> _Directive_:
Find how many lines hold the word "required". Give only the number.

> _Listed entries_:
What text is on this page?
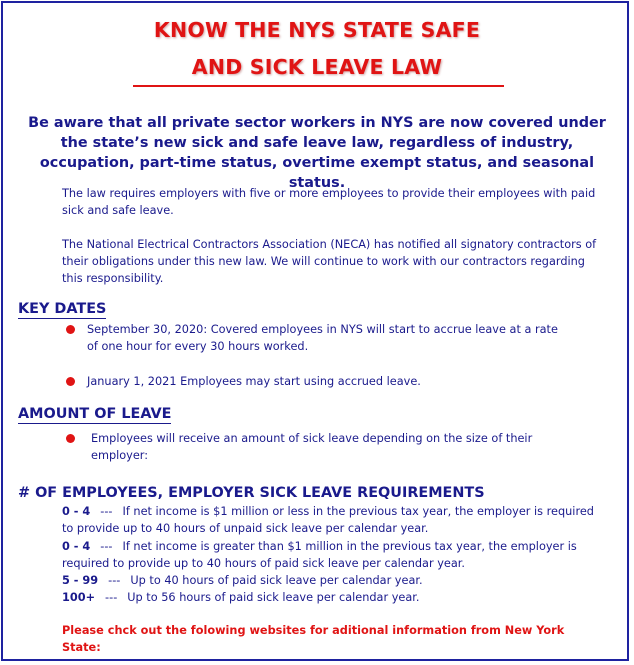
KNOW THE NYS STATE SAFE
AND SICK LEAVE LAW
Be aware that all private sector workers in NYS are now covered under the state’s new sick and safe leave law, regardless of industry, occupation, part-time status, overtime exempt status, and seasonal status.
The law requires employers with five or more employees to provide their employees with paid sick and safe leave.
The National Electrical Contractors Association (NECA) has notified all signatory contractors of their obligations under this new law. We will continue to work with our contractors regarding this responsibility.
KEY DATES
September 30, 2020: Covered employees in NYS will start to accrue leave at a rate of one hour for every 30 hours worked.
January 1, 2021 Employees may start using accrued leave.
AMOUNT OF LEAVE
Employees will receive an amount of sick leave depending on the size of their employer:
# OF EMPLOYEES, EMPLOYER SICK LEAVE REQUIREMENTS
0 - 4 --- If net income is $1 million or less in the previous tax year, the employer is required to provide up to 40 hours of unpaid sick leave per calendar year.
0 - 4 --- If net income is greater than $1 million in the previous tax year, the employer is required to provide up to 40 hours of paid sick leave per calendar year.
5 - 99 --- Up to 40 hours of paid sick leave per calendar year.
100+ --- Up to 56 hours of paid sick leave per calendar year.
Please chck out the folowing websites for aditional information from New York State:
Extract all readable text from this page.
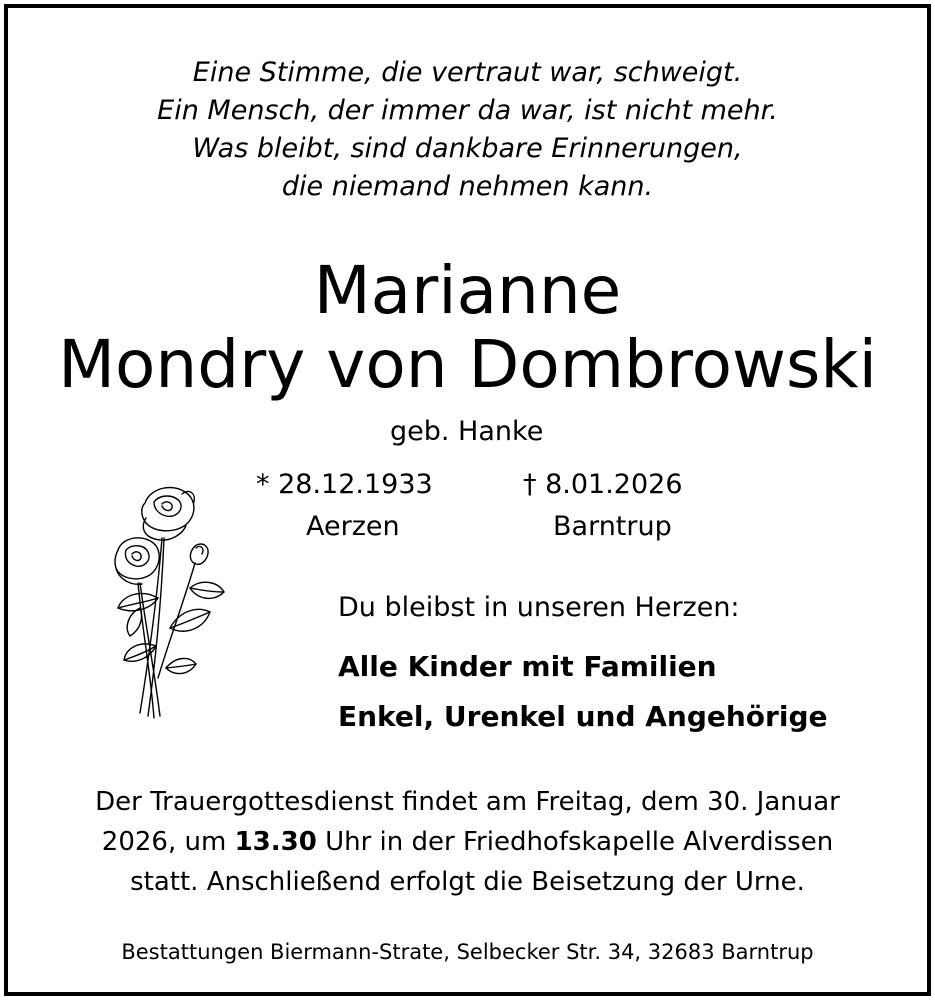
Eine Stimme, die vertraut war, schweigt.
Ein Mensch, der immer da war, ist nicht mehr.
Was bleibt, sind dankbare Erinnerungen,
die niemand nehmen kann.
Marianne
Mondry von Dombrowski
geb. Hanke
* 28.12.1933	† 8.01.2026
Aerzen	Barntrup
Du bleibst in unseren Herzen:
Alle Kinder mit Familien
Enkel, Urenkel und Angehörige
Der Trauergottesdienst findet am Freitag, dem 30. Januar
2026, um 13.30 Uhr in der Friedhofskapelle Alverdissen
statt. Anschließend erfolgt die Beisetzung der Urne.
Bestattungen Biermann-Strate, Selbecker Str. 34, 32683 Barntrup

> _Task answer_:
2